Directions for this task = Transcribe each entry below exactly. Pictures do not go in the copy.

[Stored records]
________
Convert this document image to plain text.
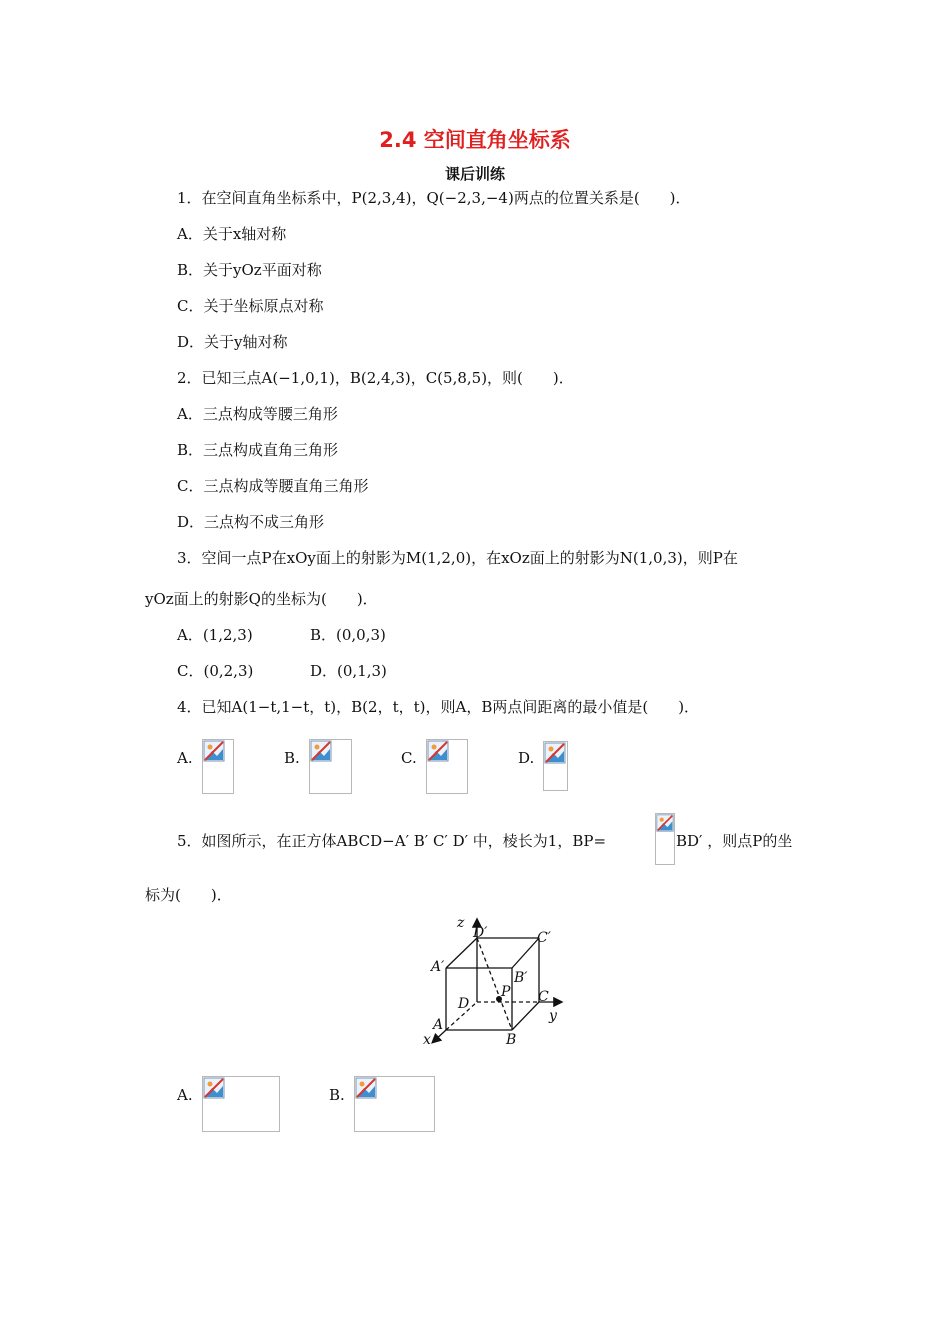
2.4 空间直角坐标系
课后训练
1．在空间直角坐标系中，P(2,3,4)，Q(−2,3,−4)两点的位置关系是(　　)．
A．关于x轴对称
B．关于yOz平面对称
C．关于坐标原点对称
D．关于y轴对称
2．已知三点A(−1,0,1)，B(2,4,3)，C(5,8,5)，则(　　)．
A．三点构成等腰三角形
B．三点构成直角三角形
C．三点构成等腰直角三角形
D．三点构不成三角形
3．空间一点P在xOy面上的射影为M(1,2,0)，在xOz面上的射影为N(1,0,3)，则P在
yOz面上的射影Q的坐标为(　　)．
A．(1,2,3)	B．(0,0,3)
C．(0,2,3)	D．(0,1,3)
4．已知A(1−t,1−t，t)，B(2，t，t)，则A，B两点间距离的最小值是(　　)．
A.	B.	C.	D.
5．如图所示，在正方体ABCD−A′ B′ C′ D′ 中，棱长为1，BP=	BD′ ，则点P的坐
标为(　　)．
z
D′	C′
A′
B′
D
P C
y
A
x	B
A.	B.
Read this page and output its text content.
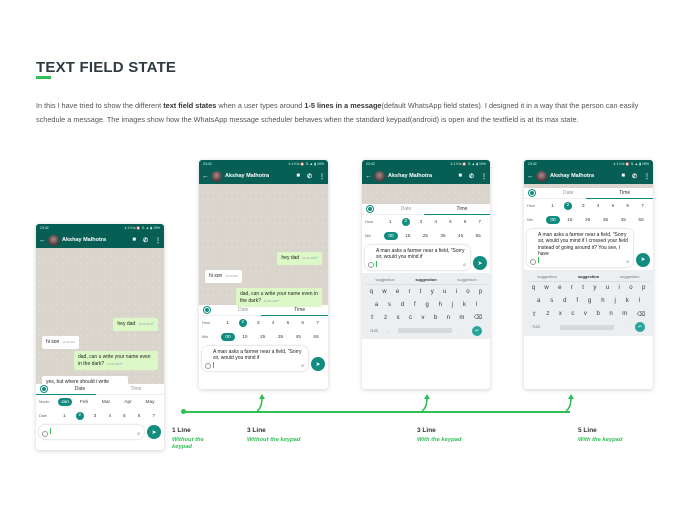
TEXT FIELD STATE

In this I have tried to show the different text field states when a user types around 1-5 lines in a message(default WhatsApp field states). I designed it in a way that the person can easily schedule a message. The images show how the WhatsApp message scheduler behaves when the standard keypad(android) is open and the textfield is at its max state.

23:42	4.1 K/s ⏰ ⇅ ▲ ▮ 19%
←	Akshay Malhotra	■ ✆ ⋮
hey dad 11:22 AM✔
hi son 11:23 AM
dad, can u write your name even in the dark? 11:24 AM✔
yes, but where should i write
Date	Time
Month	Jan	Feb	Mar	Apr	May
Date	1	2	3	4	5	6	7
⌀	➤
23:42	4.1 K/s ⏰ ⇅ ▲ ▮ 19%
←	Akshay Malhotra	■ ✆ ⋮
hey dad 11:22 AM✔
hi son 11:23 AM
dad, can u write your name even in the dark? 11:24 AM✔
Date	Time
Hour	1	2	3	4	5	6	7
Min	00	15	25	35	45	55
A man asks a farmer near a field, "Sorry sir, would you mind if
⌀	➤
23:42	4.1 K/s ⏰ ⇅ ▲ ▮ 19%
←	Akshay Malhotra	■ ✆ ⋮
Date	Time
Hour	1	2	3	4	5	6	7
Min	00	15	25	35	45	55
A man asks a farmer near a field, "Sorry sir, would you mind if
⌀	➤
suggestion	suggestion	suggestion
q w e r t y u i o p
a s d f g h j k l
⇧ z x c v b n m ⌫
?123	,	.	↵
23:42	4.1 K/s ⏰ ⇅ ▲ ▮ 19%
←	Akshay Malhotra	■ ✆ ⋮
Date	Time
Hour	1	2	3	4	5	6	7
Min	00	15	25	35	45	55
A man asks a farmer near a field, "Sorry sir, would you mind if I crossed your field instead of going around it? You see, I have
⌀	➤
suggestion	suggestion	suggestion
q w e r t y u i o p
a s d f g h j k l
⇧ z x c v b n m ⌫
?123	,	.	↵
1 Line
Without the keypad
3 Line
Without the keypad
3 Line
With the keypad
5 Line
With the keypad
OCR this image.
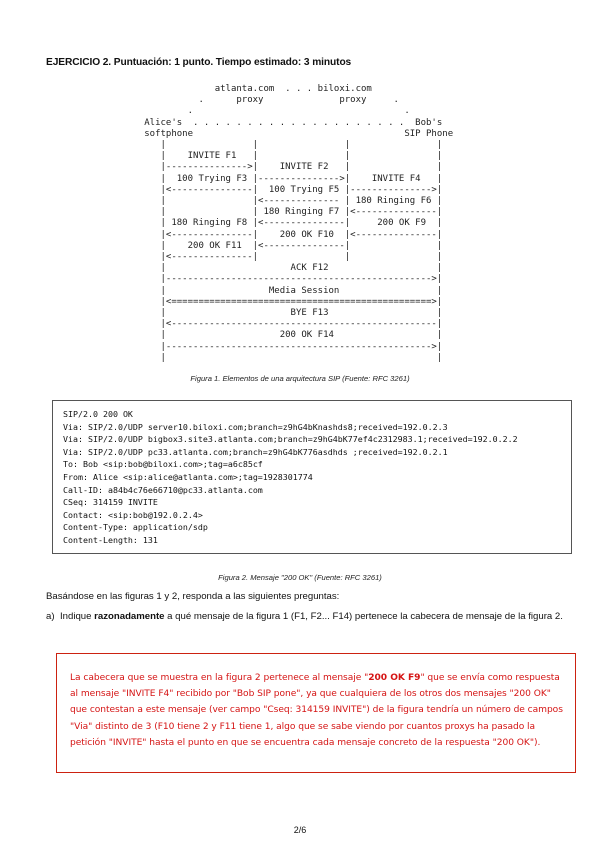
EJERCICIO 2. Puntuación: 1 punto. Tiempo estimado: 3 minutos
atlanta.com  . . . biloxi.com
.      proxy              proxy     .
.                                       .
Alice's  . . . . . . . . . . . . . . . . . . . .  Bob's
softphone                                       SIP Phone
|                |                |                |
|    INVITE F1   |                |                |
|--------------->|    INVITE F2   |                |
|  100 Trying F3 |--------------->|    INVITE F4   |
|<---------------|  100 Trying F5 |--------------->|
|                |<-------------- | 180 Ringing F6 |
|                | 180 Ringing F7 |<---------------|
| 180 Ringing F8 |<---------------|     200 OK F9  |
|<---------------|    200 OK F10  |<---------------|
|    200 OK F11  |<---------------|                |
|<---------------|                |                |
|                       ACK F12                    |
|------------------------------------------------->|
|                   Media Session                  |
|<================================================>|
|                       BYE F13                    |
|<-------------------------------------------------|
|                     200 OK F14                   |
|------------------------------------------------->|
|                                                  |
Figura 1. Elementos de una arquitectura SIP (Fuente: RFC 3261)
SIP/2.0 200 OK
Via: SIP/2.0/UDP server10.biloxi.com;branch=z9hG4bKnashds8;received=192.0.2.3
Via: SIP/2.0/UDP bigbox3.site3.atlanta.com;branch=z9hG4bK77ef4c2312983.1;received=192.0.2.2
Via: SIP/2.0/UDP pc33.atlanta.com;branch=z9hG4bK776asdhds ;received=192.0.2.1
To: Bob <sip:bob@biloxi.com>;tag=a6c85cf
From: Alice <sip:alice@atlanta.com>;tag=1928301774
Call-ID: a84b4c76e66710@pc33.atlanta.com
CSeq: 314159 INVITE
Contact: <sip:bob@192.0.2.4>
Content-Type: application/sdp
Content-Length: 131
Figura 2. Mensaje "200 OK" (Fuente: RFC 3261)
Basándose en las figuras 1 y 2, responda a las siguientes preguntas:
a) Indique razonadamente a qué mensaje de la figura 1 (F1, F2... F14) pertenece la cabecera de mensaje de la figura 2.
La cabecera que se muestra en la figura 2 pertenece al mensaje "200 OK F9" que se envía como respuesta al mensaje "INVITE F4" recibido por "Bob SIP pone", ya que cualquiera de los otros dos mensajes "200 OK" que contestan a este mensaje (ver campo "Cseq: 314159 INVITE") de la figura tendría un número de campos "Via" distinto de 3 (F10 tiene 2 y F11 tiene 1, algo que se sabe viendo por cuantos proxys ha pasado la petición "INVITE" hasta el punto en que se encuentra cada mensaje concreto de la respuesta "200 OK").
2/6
________
Reply to the exercise =
Convert this document image to plain text.
2.4 空间直角坐标系
课后训练
1．在空间直角坐标系中，P(2,3,4)，Q(−2,3,−4)两点的位置关系是(　　)．
A．关于x轴对称
B．关于yOz平面对称
C．关于坐标原点对称
D．关于y轴对称
2．已知三点A(−1,0,1)，B(2,4,3)，C(5,8,5)，则(　　)．
A．三点构成等腰三角形
B．三点构成直角三角形
C．三点构成等腰直角三角形
D．三点构不成三角形
3．空间一点P在xOy面上的射影为M(1,2,0)，在xOz面上的射影为N(1,0,3)，则P在
yOz面上的射影Q的坐标为(　　)．
A．(1,2,3)	B．(0,0,3)
C．(0,2,3)	D．(0,1,3)
4．已知A(1−t,1−t，t)，B(2，t，t)，则A，B两点间距离的最小值是(　　)．
A.	B.	C.	D.
5．如图所示，在正方体ABCD−A′ B′ C′ D′ 中，棱长为1，BP=	BD′ ，则点P的坐
标为(　　)．
z
D′	C′
A′
B′
D
P C
y
A
x	B
A.	B.
Read this page and output its text content.
TEXT FIELD STATE

In this I have tried to show the different text field states when a user types around 1-5 lines in a message(default WhatsApp field states). I designed it in a way that the person can easily schedule a message. The images show how the WhatsApp message scheduler behaves when the standard keypad(android) is open and the textfield is at its max state.

23:42	4.1 K/s ⏰ ⇅ ▲ ▮ 19%
←	Akshay Malhotra	■ ✆ ⋮
hey dad 11:22 AM✔
hi son 11:23 AM
dad, can u write your name even in the dark? 11:24 AM✔
yes, but where should i write
Date	Time
Month	Jan	Feb	Mar	Apr	May
Date	1	2	3	4	5	6	7
⌀	➤
23:42	4.1 K/s ⏰ ⇅ ▲ ▮ 19%
←	Akshay Malhotra	■ ✆ ⋮
hey dad 11:22 AM✔
hi son 11:23 AM
dad, can u write your name even in the dark? 11:24 AM✔
Date	Time
Hour	1	2	3	4	5	6	7
Min	00	15	25	35	45	55
A man asks a farmer near a field, "Sorry sir, would you mind if
⌀	➤
23:42	4.1 K/s ⏰ ⇅ ▲ ▮ 19%
←	Akshay Malhotra	■ ✆ ⋮
Date	Time
Hour	1	2	3	4	5	6	7
Min	00	15	25	35	45	55
A man asks a farmer near a field, "Sorry sir, would you mind if
⌀	➤
suggestion	suggestion	suggestion
q w e r t y u i o p
a s d f g h j k l
⇧ z x c v b n m ⌫
?123	,	.	↵
23:42	4.1 K/s ⏰ ⇅ ▲ ▮ 19%
←	Akshay Malhotra	■ ✆ ⋮
Date	Time
Hour	1	2	3	4	5	6	7
Min	00	15	25	35	45	55
A man asks a farmer near a field, "Sorry sir, would you mind if I crossed your field instead of going around it? You see, I have
⌀	➤
suggestion	suggestion	suggestion
q w e r t y u i o p
a s d f g h j k l
⇧ z x c v b n m ⌫
?123	,	.	↵
1 Line
Without the keypad
3 Line
Without the keypad
3 Line
With the keypad
5 Line
With the keypad
OCR this image.
EJERCICIO 2. Puntuación: 1 punto. Tiempo estimado: 3 minutos
atlanta.com  . . . biloxi.com
.      proxy              proxy     .
.                                       .
Alice's  . . . . . . . . . . . . . . . . . . . .  Bob's
softphone                                       SIP Phone
|                |                |                |
|    INVITE F1   |                |                |
|--------------->|    INVITE F2   |                |
|  100 Trying F3 |--------------->|    INVITE F4   |
|<---------------|  100 Trying F5 |--------------->|
|                |<-------------- | 180 Ringing F6 |
|                | 180 Ringing F7 |<---------------|
| 180 Ringing F8 |<---------------|     200 OK F9  |
|<---------------|    200 OK F10  |<---------------|
|    200 OK F11  |<---------------|                |
|<---------------|                |                |
|                       ACK F12                    |
|------------------------------------------------->|
|                   Media Session                  |
|<================================================>|
|                       BYE F13                    |
|<-------------------------------------------------|
|                     200 OK F14                   |
|------------------------------------------------->|
|                                                  |
Figura 1. Elementos de una arquitectura SIP (Fuente: RFC 3261)
SIP/2.0 200 OK
Via: SIP/2.0/UDP server10.biloxi.com;branch=z9hG4bKnashds8;received=192.0.2.3
Via: SIP/2.0/UDP bigbox3.site3.atlanta.com;branch=z9hG4bK77ef4c2312983.1;received=192.0.2.2
Via: SIP/2.0/UDP pc33.atlanta.com;branch=z9hG4bK776asdhds ;received=192.0.2.1
To: Bob <sip:bob@biloxi.com>;tag=a6c85cf
From: Alice <sip:alice@atlanta.com>;tag=1928301774
Call-ID: a84b4c76e66710@pc33.atlanta.com
CSeq: 314159 INVITE
Contact: <sip:bob@192.0.2.4>
Content-Type: application/sdp
Content-Length: 131
Figura 2. Mensaje "200 OK" (Fuente: RFC 3261)
Basándose en las figuras 1 y 2, responda a las siguientes preguntas:
a) Indique razonadamente a qué mensaje de la figura 1 (F1, F2... F14) pertenece la cabecera de mensaje de la figura 2.
La cabecera que se muestra en la figura 2 pertenece al mensaje "200 OK F9" que se envía como respuesta al mensaje "INVITE F4" recibido por "Bob SIP pone", ya que cualquiera de los otros dos mensajes "200 OK" que contestan a este mensaje (ver campo "Cseq: 314159 INVITE") de la figura tendría un número de campos "Via" distinto de 3 (F10 tiene 2 y F11 tiene 1, algo que se sabe viendo por cuantos proxys ha pasado la petición "INVITE" hasta el punto en que se encuentra cada mensaje concreto de la respuesta "200 OK").
2/6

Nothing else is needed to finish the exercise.